3. L’Europe, disparu. A Europa era para ter ministro – embora sem ministério. Afinal talvez não seja assim terá. O Governo de António Costa acabará por ter a estrutura tradicional no que respeita a relações exteriores, com Santos Silva no MNE e Azeredo Lopes na Defesa. (Confirmando-se tudo) falta saber quem será o secretário de Estado dos Assuntos Europeus – dossiê pesado face às tempestades que atravessam a Europa, do terrorismo aos refugiados, passando pela Ucrânia e pelo euro.

4. “La science souveraine… est la science politique“. A frase não é de Sócrates, é de Aristóteles, mas encaixa bem no novo Governo: Costa não dispensou os de fora da política, mas no seu Governo restam poucos a fazer caminho de um gabinete da universidade para um gabinete num ministério. Os que o fazem, na esmagadora maioria, já trazem um período de estágio: Mário Centeno está no Largo do Rato desde o início do ano; Adalberto Campos Fernandes também desde março; Caldeira Cabral já esteve na equipa de Teixeira dos Santos; Tiago Brandão Rodrigues foi cabeça de lista pelo PS; Azeredo Lopes estava com Rui Moreira na câmara do Porto. Sobram dois nomes que nos vão merecer também muita atenção: Francisca Van Dunem (Justiça) e Constança Urbano de Sousa (MAI), que conhecem bem o mundo (e os agentes) políticos, mas que entram em novos territórios.

Todos os outros nove têm vastíssimo currículo político.

5. Vidé de sens. No que até agora conhecemos, nem todas as peças encaixam bem nas pastas distribuídas. Pedro Marques, aqui ministro do Planeamento, é um reconhecido especialista em matérias de Segurança Social; Tiago Brandão Rodrigues é um homem da ciência – e nada se sabe sobre o seu pensamento acerca da Educação (que vai tutelar); Maria Manuel Leitão Marques é feita à medida da Modernização, mas tem pouca experiência política para ministra da Presidência (a sua outra pasta). Claro que nada disto os fará maus ministros, mas diz a prática que (sobretudo nos que têm menos prática política) é tudo mais difícil quando o mundo é desconhecido.

========

_Exercício escrito a_
Apresente numa tabela Markdown, com as colunas Número e Linha da entrada, as linhas das entradas desde a que contém "y-tick-label: 0.2 — [239, 954, 302, 1009]" até à que contém "value-label: 0.781 — [674, 641, 798, 696]", inclusive, omitindo as linhas em branco.
O texto e as entradas não têm qualquer relação entre si.

========

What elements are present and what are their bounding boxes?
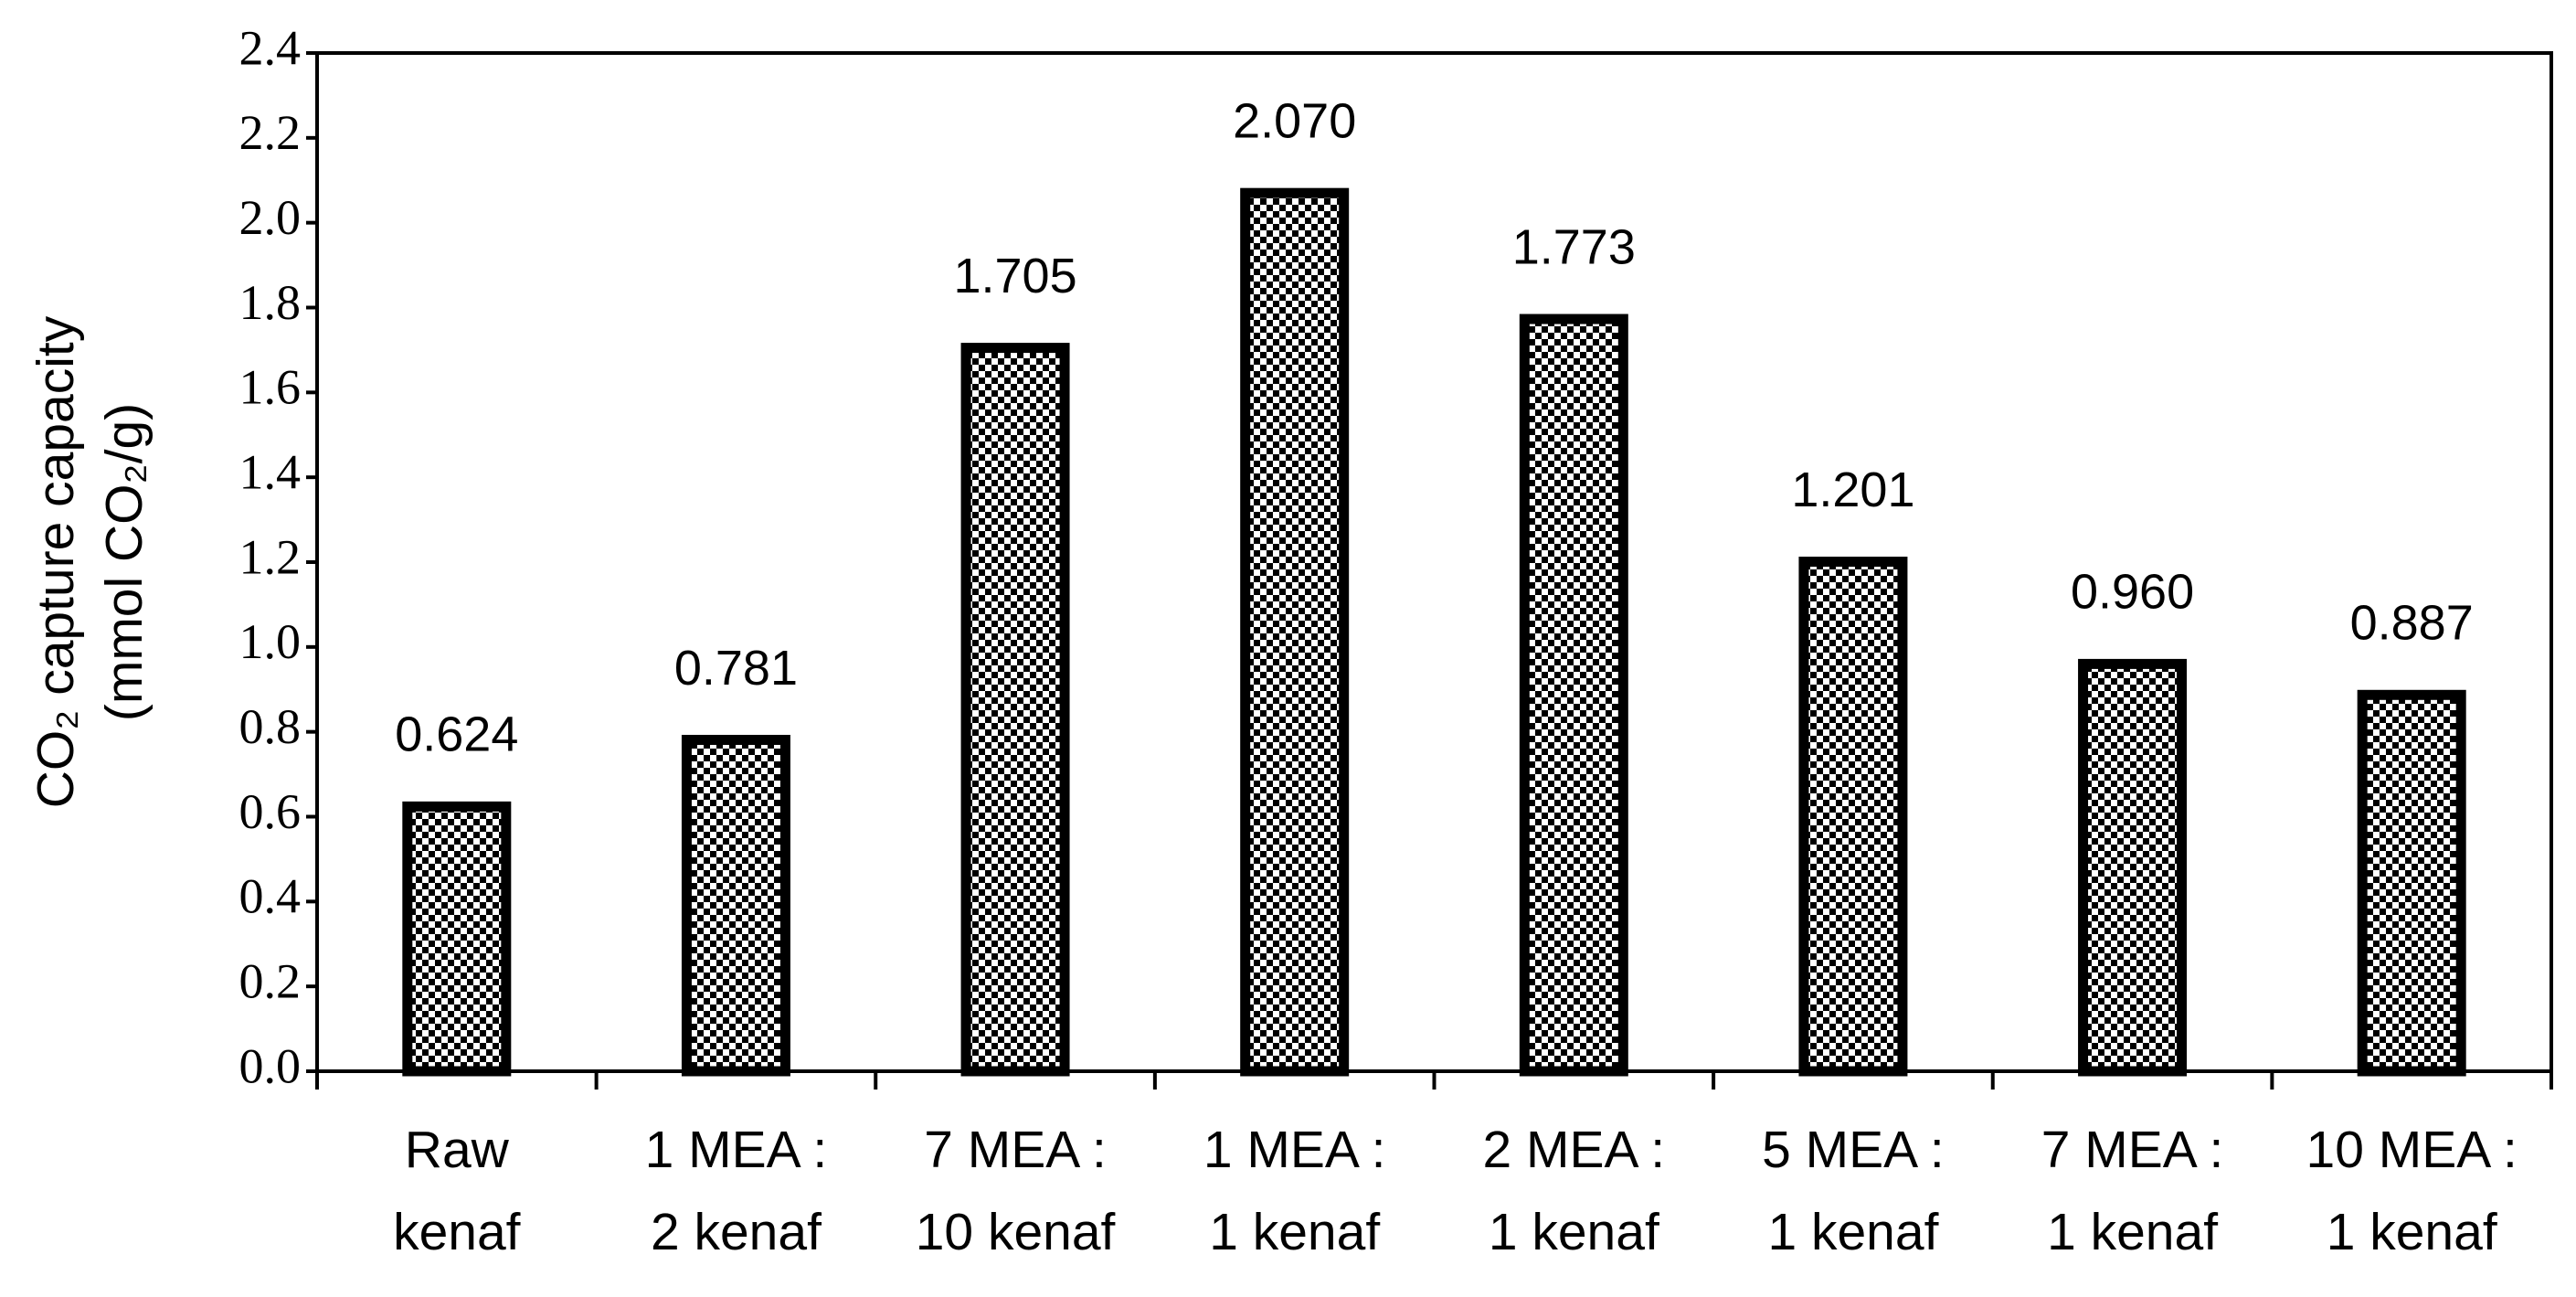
y-tick-label: 0.2 — [239, 954, 302, 1009]
bar — [402, 801, 512, 1077]
x-tick-label: 1 kenaf — [2327, 1203, 2497, 1261]
x-tick-label: 1 kenaf — [1209, 1203, 1380, 1261]
y-tick-label: 1.2 — [239, 529, 302, 584]
y-axis-label: (mmol CO₂/g) — [95, 403, 154, 721]
x-tick-label: 1 MEA : — [645, 1121, 828, 1179]
bar — [1519, 314, 1628, 1077]
x-tick-label: 2 kenaf — [651, 1203, 822, 1261]
x-tick-label: 7 MEA : — [2041, 1121, 2224, 1179]
value-label: 0.781 — [674, 641, 798, 696]
x-tick-label: 10 kenaf — [916, 1203, 1116, 1261]
y-tick-label: 2.2 — [239, 105, 302, 160]
bar — [960, 343, 1070, 1077]
x-tick-label: 1 kenaf — [1489, 1203, 1659, 1261]
y-axis-label: CO₂ capture capacity — [27, 315, 85, 808]
y-tick-label: 1.4 — [239, 445, 302, 500]
y-tick-label: 1.0 — [239, 614, 302, 669]
plot-frame — [315, 51, 2553, 1073]
value-label: 2.070 — [1233, 93, 1356, 148]
x-tick-label: 2 MEA : — [1483, 1121, 1666, 1179]
y-tick-label: 1.8 — [239, 275, 302, 330]
y-tick-label: 0.8 — [239, 699, 302, 754]
y-tick-label: 0.0 — [239, 1038, 302, 1093]
bar — [2357, 689, 2466, 1077]
y-tick-label: 2.4 — [239, 20, 302, 75]
bar — [1798, 557, 1908, 1077]
bar — [2078, 658, 2188, 1077]
x-tick-label: 10 MEA : — [2306, 1121, 2518, 1179]
y-tick-label: 0.4 — [239, 869, 302, 924]
bar — [1240, 187, 1350, 1077]
value-label: 0.960 — [2071, 565, 2194, 620]
value-label: 0.887 — [2350, 596, 2474, 651]
x-tick-label: 5 MEA : — [1762, 1121, 1945, 1179]
value-label: 0.624 — [395, 707, 518, 762]
value-label: 1.201 — [1791, 462, 1914, 517]
x-tick-label: 1 kenaf — [2047, 1203, 2218, 1261]
x-tick-label: 1 kenaf — [1767, 1203, 1938, 1261]
value-label: 1.773 — [1512, 219, 1636, 274]
value-label: 1.705 — [953, 249, 1076, 303]
x-tick-label: kenaf — [393, 1203, 521, 1261]
x-tick-label: 1 MEA : — [1203, 1121, 1386, 1179]
y-tick-label: 1.6 — [239, 360, 302, 415]
x-tick-label: 7 MEA : — [924, 1121, 1107, 1179]
y-tick-label: 0.6 — [239, 784, 302, 839]
x-tick-label: Raw — [405, 1121, 510, 1179]
y-tick-label: 2.0 — [239, 190, 302, 245]
bar — [681, 734, 790, 1077]
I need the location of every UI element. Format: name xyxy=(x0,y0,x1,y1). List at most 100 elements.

========

_Exercício escrito b_
Indique se cada afirmação está de acordo com o texto sobre o Governo de António Costa, respondendo sim ou não e citando as palavras do texto que o decidem: (i) Santos Silva fica no MNE e Azeredo Lopes na Defesa; (ii) a frase "La science souveraine… est la science politique" é de Sócrates; (iii) Pedro Marques é um reconhecido especialista em Educação.

_Resolução a_
| Número | Linha da entrada |
|---|---|
| 1 | y-tick-label: 0.2 — [239, 954, 302, 1009] |
| 2 | bar — [402, 801, 512, 1077] |
| 3 | x-tick-label: 1 kenaf — [2327, 1203, 2497, 1261] |
| 4 | x-tick-label: 1 kenaf — [1209, 1203, 1380, 1261] |
| 5 | y-tick-label: 1.2 — [239, 529, 302, 584] |
| 6 | y-axis-label: (mmol CO₂/g) — [95, 403, 154, 721] |
| 7 | x-tick-label: 1 MEA : — [645, 1121, 828, 1179] |
| 8 | bar — [1519, 314, 1628, 1077] |
| 9 | x-tick-label: 2 kenaf — [651, 1203, 822, 1261] |
| 10 | x-tick-label: 7 MEA : — [2041, 1121, 2224, 1179] |
| 11 | value-label: 0.781 — [674, 641, 798, 696] |

_Resolução b_
(i) Sim: "com Santos Silva no MNE e Azeredo Lopes na Defesa".
(ii) Não: "A frase não é de Sócrates, é de Aristóteles".
(iii) Não: "é um reconhecido especialista em matérias de Segurança Social".